What is required — Scan the material below for the string "more", and copy every line where it shows up.

Data provided —
— start —
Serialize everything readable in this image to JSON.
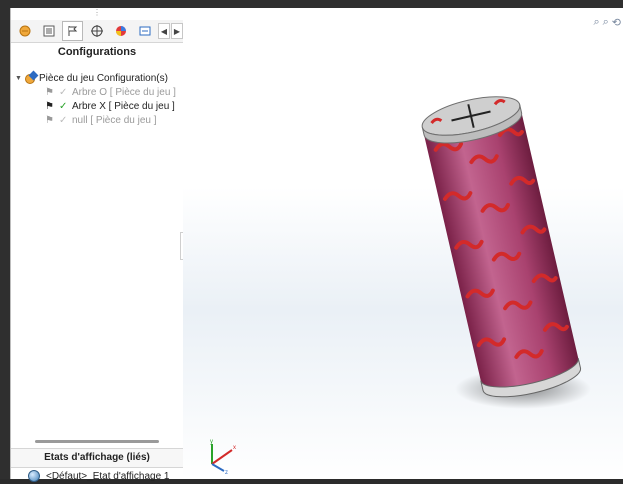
{
  "panel": {
    "title": "Configurations",
    "tabs": [
      {
        "name": "feature-manager-tab",
        "icon": "feature-manager-icon"
      },
      {
        "name": "property-manager-tab",
        "icon": "property-manager-icon"
      },
      {
        "name": "configuration-manager-tab",
        "icon": "configuration-manager-icon"
      },
      {
        "name": "dimxpert-tab",
        "icon": "dimxpert-icon"
      },
      {
        "name": "display-manager-tab",
        "icon": "display-manager-icon"
      },
      {
        "name": "more-tab",
        "icon": "more-icon"
      }
    ]
  },
  "tree": {
    "root_label": "Pièce du jeu Configuration(s)",
    "configs": [
      {
        "label": "Arbre O [ Pièce du jeu ]",
        "active": false
      },
      {
        "label": "Arbre X [ Pièce du jeu ]",
        "active": true
      },
      {
        "label": "null [ Pièce du jeu ]",
        "active": false
      }
    ]
  },
  "display_states": {
    "header": "Etats d'affichage (liés)",
    "item": "<Défaut>_Etat d'affichage 1"
  },
  "colors": {
    "cylinder_body": "#b34a7a",
    "pattern": "#d32a2a",
    "cap": "#c9c9c9",
    "check_active": "#2aa32a"
  }
}
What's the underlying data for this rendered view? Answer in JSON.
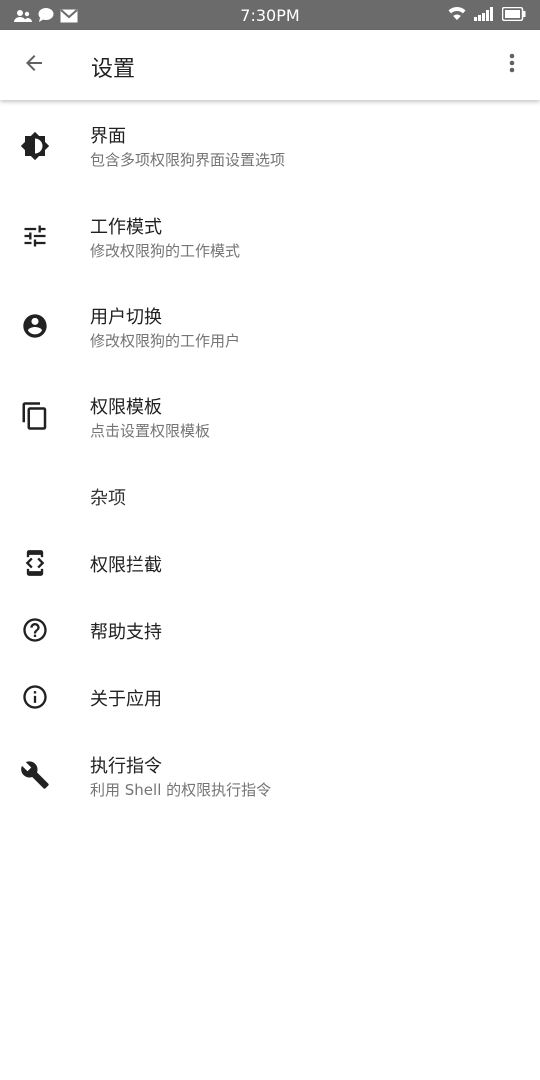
{
  "status_bar": {
    "time": "7:30PM",
    "left_icons": [
      "contacts-icon",
      "chat-bubble-icon",
      "mail-icon"
    ],
    "right_icons": [
      "wifi-icon",
      "signal-icon",
      "battery-icon"
    ]
  },
  "app_bar": {
    "title": "设置",
    "back_icon": "arrow-back-icon",
    "more_icon": "more-vert-icon"
  },
  "preferences": [
    {
      "icon": "brightness-icon",
      "title": "界面",
      "summary": "包含多项权限狗界面设置选项"
    },
    {
      "icon": "tune-icon",
      "title": "工作模式",
      "summary": "修改权限狗的工作模式"
    },
    {
      "icon": "account-circle-icon",
      "title": "用户切换",
      "summary": "修改权限狗的工作用户"
    },
    {
      "icon": "copy-icon",
      "title": "权限模板",
      "summary": "点击设置权限模板"
    }
  ],
  "category": {
    "title": "杂项"
  },
  "misc_items": [
    {
      "icon": "developer-mode-icon",
      "title": "权限拦截"
    },
    {
      "icon": "help-icon",
      "title": "帮助支持"
    },
    {
      "icon": "info-icon",
      "title": "关于应用"
    },
    {
      "icon": "wrench-icon",
      "title": "执行指令",
      "summary": "利用 Shell 的权限执行指令"
    }
  ],
  "colors": {
    "status_bar": "#6b6b6b",
    "title_text": "#212121",
    "summary_text": "#757575"
  }
}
— end —
Problem solution —
        "name": "more-tab",
        "icon": "more-icon"
    "more_icon": "more-vert-icon"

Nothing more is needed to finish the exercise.